**Exercise brief:**
The records below are to be copied word for word, with every picture left out.

**Dataset extract:**
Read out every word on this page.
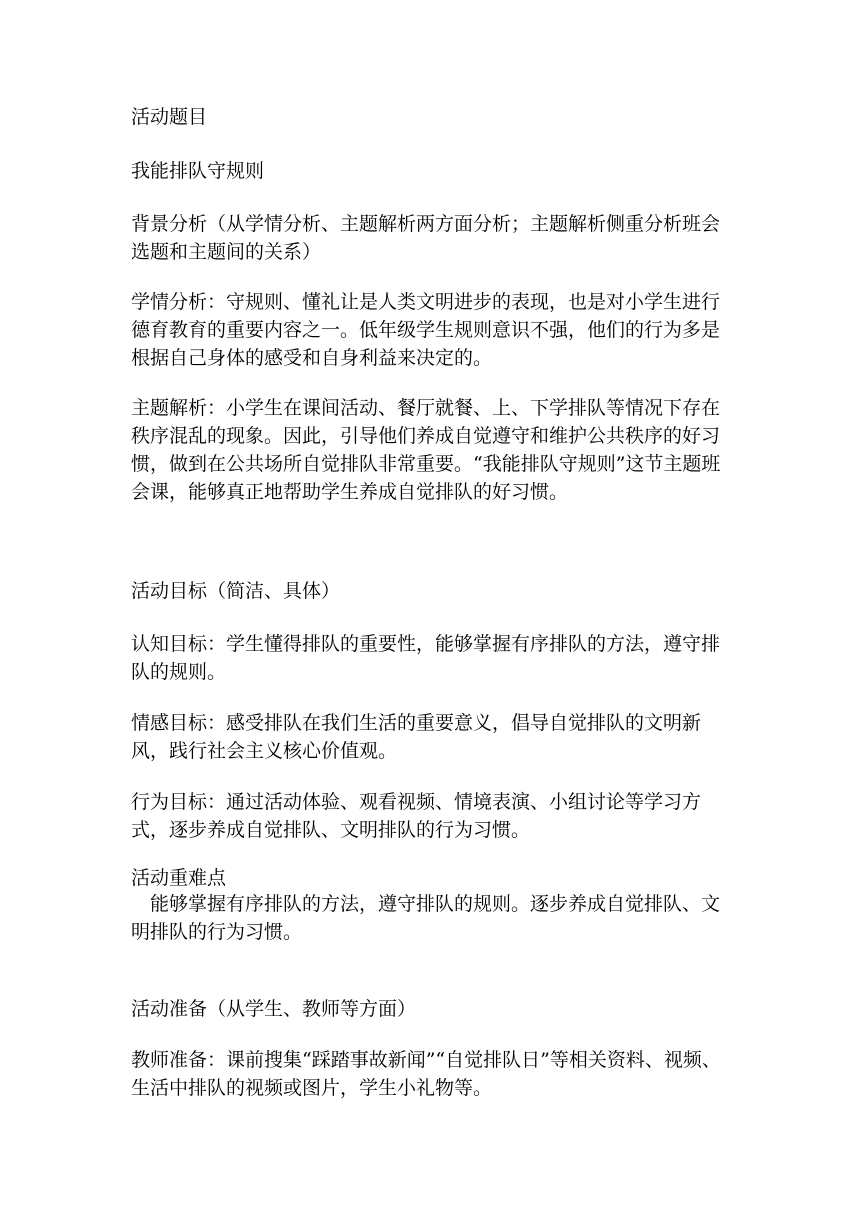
活动题目

我能排队守规则

背景分析（从学情分析、主题解析两方面分析；主题解析侧重分析班会选题和主题间的关系）

学情分析：守规则、懂礼让是人类文明进步的表现，也是对小学生进行德育教育的重要内容之一。低年级学生规则意识不强，他们的行为多是根据自己身体的感受和自身利益来决定的。

主题解析：小学生在课间活动、餐厅就餐、上、下学排队等情况下存在秩序混乱的现象。因此，引导他们养成自觉遵守和维护公共秩序的好习惯，做到在公共场所自觉排队非常重要。“我能排队守规则”这节主题班会课，能够真正地帮助学生养成自觉排队的好习惯。

活动目标（简洁、具体）

认知目标：学生懂得排队的重要性，能够掌握有序排队的方法，遵守排队的规则。

情感目标：感受排队在我们生活的重要意义，倡导自觉排队的文明新风，践行社会主义核心价值观。

行为目标：通过活动体验、观看视频、情境表演、小组讨论等学习方式，逐步养成自觉排队、文明排队的行为习惯。

活动重难点

能够掌握有序排队的方法，遵守排队的规则。逐步养成自觉排队、文明排队的行为习惯。

活动准备（从学生、教师等方面）

教师准备：课前搜集“踩踏事故新闻”“自觉排队日”等相关资料、视频、生活中排队的视频或图片，学生小礼物等。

**Answer for this exercise:**
Read out every word on this page.
活动题目

我能排队守规则

背景分析（从学情分析、主题解析两方面分析；主题解析侧重分析班会选题和主题间的关系）

学情分析：守规则、懂礼让是人类文明进步的表现，也是对小学生进行德育教育的重要内容之一。低年级学生规则意识不强，他们的行为多是根据自己身体的感受和自身利益来决定的。

主题解析：小学生在课间活动、餐厅就餐、上、下学排队等情况下存在秩序混乱的现象。因此，引导他们养成自觉遵守和维护公共秩序的好习惯，做到在公共场所自觉排队非常重要。“我能排队守规则”这节主题班会课，能够真正地帮助学生养成自觉排队的好习惯。

活动目标（简洁、具体）

认知目标：学生懂得排队的重要性，能够掌握有序排队的方法，遵守排队的规则。

情感目标：感受排队在我们生活的重要意义，倡导自觉排队的文明新风，践行社会主义核心价值观。

行为目标：通过活动体验、观看视频、情境表演、小组讨论等学习方式，逐步养成自觉排队、文明排队的行为习惯。

活动重难点

能够掌握有序排队的方法，遵守排队的规则。逐步养成自觉排队、文明排队的行为习惯。

活动准备（从学生、教师等方面）

教师准备：课前搜集“踩踏事故新闻”“自觉排队日”等相关资料、视频、生活中排队的视频或图片，学生小礼物等。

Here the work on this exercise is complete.